→ **Source material**
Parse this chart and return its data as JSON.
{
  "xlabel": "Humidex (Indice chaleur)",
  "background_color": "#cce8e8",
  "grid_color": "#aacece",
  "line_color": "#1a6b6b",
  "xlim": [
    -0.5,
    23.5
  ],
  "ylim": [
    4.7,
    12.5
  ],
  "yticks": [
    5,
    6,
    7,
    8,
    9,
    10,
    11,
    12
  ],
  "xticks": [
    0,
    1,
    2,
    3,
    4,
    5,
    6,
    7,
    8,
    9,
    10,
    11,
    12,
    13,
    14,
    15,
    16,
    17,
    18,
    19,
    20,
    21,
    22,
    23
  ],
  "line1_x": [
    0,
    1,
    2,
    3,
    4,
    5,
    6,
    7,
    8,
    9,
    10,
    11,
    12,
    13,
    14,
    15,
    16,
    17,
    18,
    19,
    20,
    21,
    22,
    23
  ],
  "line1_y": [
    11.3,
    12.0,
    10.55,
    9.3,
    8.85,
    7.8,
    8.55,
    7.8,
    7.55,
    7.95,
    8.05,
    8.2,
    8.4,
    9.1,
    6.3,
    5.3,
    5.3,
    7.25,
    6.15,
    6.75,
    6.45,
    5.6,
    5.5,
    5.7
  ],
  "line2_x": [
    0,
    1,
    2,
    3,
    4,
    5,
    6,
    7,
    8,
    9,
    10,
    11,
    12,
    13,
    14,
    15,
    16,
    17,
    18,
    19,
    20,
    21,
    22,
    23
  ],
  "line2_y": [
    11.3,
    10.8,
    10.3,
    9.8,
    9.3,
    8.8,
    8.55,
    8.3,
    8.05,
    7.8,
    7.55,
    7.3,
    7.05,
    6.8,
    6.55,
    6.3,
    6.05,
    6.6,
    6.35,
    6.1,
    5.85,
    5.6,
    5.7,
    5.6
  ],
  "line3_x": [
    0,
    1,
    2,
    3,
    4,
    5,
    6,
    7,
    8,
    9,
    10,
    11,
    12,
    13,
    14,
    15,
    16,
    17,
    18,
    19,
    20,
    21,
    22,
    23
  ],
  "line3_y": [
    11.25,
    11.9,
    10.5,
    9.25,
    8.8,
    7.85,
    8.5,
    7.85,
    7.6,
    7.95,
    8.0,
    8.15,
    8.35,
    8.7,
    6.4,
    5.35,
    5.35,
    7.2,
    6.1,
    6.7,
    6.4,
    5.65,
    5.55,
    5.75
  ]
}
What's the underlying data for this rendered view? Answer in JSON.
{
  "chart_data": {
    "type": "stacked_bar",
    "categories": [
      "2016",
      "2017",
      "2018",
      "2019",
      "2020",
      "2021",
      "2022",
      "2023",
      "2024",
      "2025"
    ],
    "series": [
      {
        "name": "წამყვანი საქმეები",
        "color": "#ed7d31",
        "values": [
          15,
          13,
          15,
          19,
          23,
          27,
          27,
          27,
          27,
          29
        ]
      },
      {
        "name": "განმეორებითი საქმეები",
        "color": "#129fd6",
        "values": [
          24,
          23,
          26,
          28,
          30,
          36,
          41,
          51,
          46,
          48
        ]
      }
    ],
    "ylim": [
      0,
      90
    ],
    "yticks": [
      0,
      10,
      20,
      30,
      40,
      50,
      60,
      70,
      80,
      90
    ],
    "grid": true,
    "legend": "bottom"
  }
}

→ **Task to carry out**
Please repeat the listing above in full and exactly.

→ **Result of the exercise**
Parse this chart and return its data as JSON.
{
  "xlabel": "Humidex (Indice chaleur)",
  "background_color": "#cce8e8",
  "grid_color": "#aacece",
  "line_color": "#1a6b6b",
  "xlim": [
    -0.5,
    23.5
  ],
  "ylim": [
    4.7,
    12.5
  ],
  "yticks": [
    5,
    6,
    7,
    8,
    9,
    10,
    11,
    12
  ],
  "xticks": [
    0,
    1,
    2,
    3,
    4,
    5,
    6,
    7,
    8,
    9,
    10,
    11,
    12,
    13,
    14,
    15,
    16,
    17,
    18,
    19,
    20,
    21,
    22,
    23
  ],
  "line1_x": [
    0,
    1,
    2,
    3,
    4,
    5,
    6,
    7,
    8,
    9,
    10,
    11,
    12,
    13,
    14,
    15,
    16,
    17,
    18,
    19,
    20,
    21,
    22,
    23
  ],
  "line1_y": [
    11.3,
    12.0,
    10.55,
    9.3,
    8.85,
    7.8,
    8.55,
    7.8,
    7.55,
    7.95,
    8.05,
    8.2,
    8.4,
    9.1,
    6.3,
    5.3,
    5.3,
    7.25,
    6.15,
    6.75,
    6.45,
    5.6,
    5.5,
    5.7
  ],
  "line2_x": [
    0,
    1,
    2,
    3,
    4,
    5,
    6,
    7,
    8,
    9,
    10,
    11,
    12,
    13,
    14,
    15,
    16,
    17,
    18,
    19,
    20,
    21,
    22,
    23
  ],
  "line2_y": [
    11.3,
    10.8,
    10.3,
    9.8,
    9.3,
    8.8,
    8.55,
    8.3,
    8.05,
    7.8,
    7.55,
    7.3,
    7.05,
    6.8,
    6.55,
    6.3,
    6.05,
    6.6,
    6.35,
    6.1,
    5.85,
    5.6,
    5.7,
    5.6
  ],
  "line3_x": [
    0,
    1,
    2,
    3,
    4,
    5,
    6,
    7,
    8,
    9,
    10,
    11,
    12,
    13,
    14,
    15,
    16,
    17,
    18,
    19,
    20,
    21,
    22,
    23
  ],
  "line3_y": [
    11.25,
    11.9,
    10.5,
    9.25,
    8.8,
    7.85,
    8.5,
    7.85,
    7.6,
    7.95,
    8.0,
    8.15,
    8.35,
    8.7,
    6.4,
    5.35,
    5.35,
    7.2,
    6.1,
    6.7,
    6.4,
    5.65,
    5.55,
    5.75
  ]
}
What's the underlying data for this rendered view? Answer in JSON.
{
  "chart_data": {
    "type": "stacked_bar",
    "categories": [
      "2016",
      "2017",
      "2018",
      "2019",
      "2020",
      "2021",
      "2022",
      "2023",
      "2024",
      "2025"
    ],
    "series": [
      {
        "name": "წამყვანი საქმეები",
        "color": "#ed7d31",
        "values": [
          15,
          13,
          15,
          19,
          23,
          27,
          27,
          27,
          27,
          29
        ]
      },
      {
        "name": "განმეორებითი საქმეები",
        "color": "#129fd6",
        "values": [
          24,
          23,
          26,
          28,
          30,
          36,
          41,
          51,
          46,
          48
        ]
      }
    ],
    "ylim": [
      0,
      90
    ],
    "yticks": [
      0,
      10,
      20,
      30,
      40,
      50,
      60,
      70,
      80,
      90
    ],
    "grid": true,
    "legend": "bottom"
  }
}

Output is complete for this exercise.